---------- Data to use ----------
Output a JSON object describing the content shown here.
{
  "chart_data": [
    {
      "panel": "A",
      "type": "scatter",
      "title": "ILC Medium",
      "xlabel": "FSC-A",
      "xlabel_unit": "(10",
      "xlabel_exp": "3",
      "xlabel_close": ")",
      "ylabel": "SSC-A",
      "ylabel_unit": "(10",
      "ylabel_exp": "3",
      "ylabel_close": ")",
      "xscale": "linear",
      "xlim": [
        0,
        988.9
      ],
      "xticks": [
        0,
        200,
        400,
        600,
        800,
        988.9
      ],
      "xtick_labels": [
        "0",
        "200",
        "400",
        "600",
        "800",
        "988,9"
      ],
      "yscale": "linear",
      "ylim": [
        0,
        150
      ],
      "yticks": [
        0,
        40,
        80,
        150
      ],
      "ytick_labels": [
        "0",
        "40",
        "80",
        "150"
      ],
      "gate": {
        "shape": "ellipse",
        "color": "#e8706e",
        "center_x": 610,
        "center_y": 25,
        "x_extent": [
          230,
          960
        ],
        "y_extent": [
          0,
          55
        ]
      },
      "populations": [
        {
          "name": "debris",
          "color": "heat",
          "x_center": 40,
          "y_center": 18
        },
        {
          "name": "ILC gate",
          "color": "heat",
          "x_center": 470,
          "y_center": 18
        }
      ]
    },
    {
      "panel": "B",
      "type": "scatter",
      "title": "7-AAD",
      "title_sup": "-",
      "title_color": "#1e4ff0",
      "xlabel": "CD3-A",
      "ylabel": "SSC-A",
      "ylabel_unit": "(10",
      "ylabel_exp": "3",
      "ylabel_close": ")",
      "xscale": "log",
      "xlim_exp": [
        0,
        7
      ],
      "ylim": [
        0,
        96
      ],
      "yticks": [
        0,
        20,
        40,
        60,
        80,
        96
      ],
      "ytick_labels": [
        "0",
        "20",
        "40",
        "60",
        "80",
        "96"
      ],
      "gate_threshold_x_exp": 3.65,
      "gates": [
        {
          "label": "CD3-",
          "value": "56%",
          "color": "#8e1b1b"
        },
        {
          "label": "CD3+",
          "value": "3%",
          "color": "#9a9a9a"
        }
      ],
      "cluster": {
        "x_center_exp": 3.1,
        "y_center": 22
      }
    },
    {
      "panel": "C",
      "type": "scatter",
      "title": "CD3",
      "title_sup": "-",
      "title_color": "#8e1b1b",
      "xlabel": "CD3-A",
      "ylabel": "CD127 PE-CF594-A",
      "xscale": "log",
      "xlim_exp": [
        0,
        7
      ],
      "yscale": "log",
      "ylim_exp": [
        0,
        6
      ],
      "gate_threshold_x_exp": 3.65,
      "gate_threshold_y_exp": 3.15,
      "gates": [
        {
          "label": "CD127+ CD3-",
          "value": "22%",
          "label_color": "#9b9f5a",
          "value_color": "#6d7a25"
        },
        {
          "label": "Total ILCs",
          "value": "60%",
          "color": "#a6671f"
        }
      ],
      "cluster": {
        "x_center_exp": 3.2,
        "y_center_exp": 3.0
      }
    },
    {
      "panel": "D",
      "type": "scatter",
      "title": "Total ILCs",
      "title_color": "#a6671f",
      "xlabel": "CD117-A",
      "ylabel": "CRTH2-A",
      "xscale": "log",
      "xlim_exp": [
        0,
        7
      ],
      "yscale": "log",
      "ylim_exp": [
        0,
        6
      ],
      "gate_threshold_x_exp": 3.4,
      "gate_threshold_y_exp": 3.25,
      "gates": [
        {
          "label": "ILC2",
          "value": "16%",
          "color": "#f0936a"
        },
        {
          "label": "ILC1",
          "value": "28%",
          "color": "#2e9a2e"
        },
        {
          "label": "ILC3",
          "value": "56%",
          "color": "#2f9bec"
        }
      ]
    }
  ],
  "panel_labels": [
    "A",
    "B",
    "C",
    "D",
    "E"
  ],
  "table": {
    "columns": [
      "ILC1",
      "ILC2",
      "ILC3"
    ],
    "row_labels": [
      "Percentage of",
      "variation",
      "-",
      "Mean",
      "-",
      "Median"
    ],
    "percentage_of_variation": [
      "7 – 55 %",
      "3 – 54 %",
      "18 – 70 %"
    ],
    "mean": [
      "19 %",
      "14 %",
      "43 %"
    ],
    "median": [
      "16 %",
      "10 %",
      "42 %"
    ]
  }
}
----------
*Task*
Give the complete listing a second time, exactly as it reads.

*Written solution*
Output a JSON object describing the content shown here.
{
  "chart_data": [
    {
      "panel": "A",
      "type": "scatter",
      "title": "ILC Medium",
      "xlabel": "FSC-A",
      "xlabel_unit": "(10",
      "xlabel_exp": "3",
      "xlabel_close": ")",
      "ylabel": "SSC-A",
      "ylabel_unit": "(10",
      "ylabel_exp": "3",
      "ylabel_close": ")",
      "xscale": "linear",
      "xlim": [
        0,
        988.9
      ],
      "xticks": [
        0,
        200,
        400,
        600,
        800,
        988.9
      ],
      "xtick_labels": [
        "0",
        "200",
        "400",
        "600",
        "800",
        "988,9"
      ],
      "yscale": "linear",
      "ylim": [
        0,
        150
      ],
      "yticks": [
        0,
        40,
        80,
        150
      ],
      "ytick_labels": [
        "0",
        "40",
        "80",
        "150"
      ],
      "gate": {
        "shape": "ellipse",
        "color": "#e8706e",
        "center_x": 610,
        "center_y": 25,
        "x_extent": [
          230,
          960
        ],
        "y_extent": [
          0,
          55
        ]
      },
      "populations": [
        {
          "name": "debris",
          "color": "heat",
          "x_center": 40,
          "y_center": 18
        },
        {
          "name": "ILC gate",
          "color": "heat",
          "x_center": 470,
          "y_center": 18
        }
      ]
    },
    {
      "panel": "B",
      "type": "scatter",
      "title": "7-AAD",
      "title_sup": "-",
      "title_color": "#1e4ff0",
      "xlabel": "CD3-A",
      "ylabel": "SSC-A",
      "ylabel_unit": "(10",
      "ylabel_exp": "3",
      "ylabel_close": ")",
      "xscale": "log",
      "xlim_exp": [
        0,
        7
      ],
      "ylim": [
        0,
        96
      ],
      "yticks": [
        0,
        20,
        40,
        60,
        80,
        96
      ],
      "ytick_labels": [
        "0",
        "20",
        "40",
        "60",
        "80",
        "96"
      ],
      "gate_threshold_x_exp": 3.65,
      "gates": [
        {
          "label": "CD3-",
          "value": "56%",
          "color": "#8e1b1b"
        },
        {
          "label": "CD3+",
          "value": "3%",
          "color": "#9a9a9a"
        }
      ],
      "cluster": {
        "x_center_exp": 3.1,
        "y_center": 22
      }
    },
    {
      "panel": "C",
      "type": "scatter",
      "title": "CD3",
      "title_sup": "-",
      "title_color": "#8e1b1b",
      "xlabel": "CD3-A",
      "ylabel": "CD127 PE-CF594-A",
      "xscale": "log",
      "xlim_exp": [
        0,
        7
      ],
      "yscale": "log",
      "ylim_exp": [
        0,
        6
      ],
      "gate_threshold_x_exp": 3.65,
      "gate_threshold_y_exp": 3.15,
      "gates": [
        {
          "label": "CD127+ CD3-",
          "value": "22%",
          "label_color": "#9b9f5a",
          "value_color": "#6d7a25"
        },
        {
          "label": "Total ILCs",
          "value": "60%",
          "color": "#a6671f"
        }
      ],
      "cluster": {
        "x_center_exp": 3.2,
        "y_center_exp": 3.0
      }
    },
    {
      "panel": "D",
      "type": "scatter",
      "title": "Total ILCs",
      "title_color": "#a6671f",
      "xlabel": "CD117-A",
      "ylabel": "CRTH2-A",
      "xscale": "log",
      "xlim_exp": [
        0,
        7
      ],
      "yscale": "log",
      "ylim_exp": [
        0,
        6
      ],
      "gate_threshold_x_exp": 3.4,
      "gate_threshold_y_exp": 3.25,
      "gates": [
        {
          "label": "ILC2",
          "value": "16%",
          "color": "#f0936a"
        },
        {
          "label": "ILC1",
          "value": "28%",
          "color": "#2e9a2e"
        },
        {
          "label": "ILC3",
          "value": "56%",
          "color": "#2f9bec"
        }
      ]
    }
  ],
  "panel_labels": [
    "A",
    "B",
    "C",
    "D",
    "E"
  ],
  "table": {
    "columns": [
      "ILC1",
      "ILC2",
      "ILC3"
    ],
    "row_labels": [
      "Percentage of",
      "variation",
      "-",
      "Mean",
      "-",
      "Median"
    ],
    "percentage_of_variation": [
      "7 – 55 %",
      "3 – 54 %",
      "18 – 70 %"
    ],
    "mean": [
      "19 %",
      "14 %",
      "43 %"
    ],
    "median": [
      "16 %",
      "10 %",
      "42 %"
    ]
  }
}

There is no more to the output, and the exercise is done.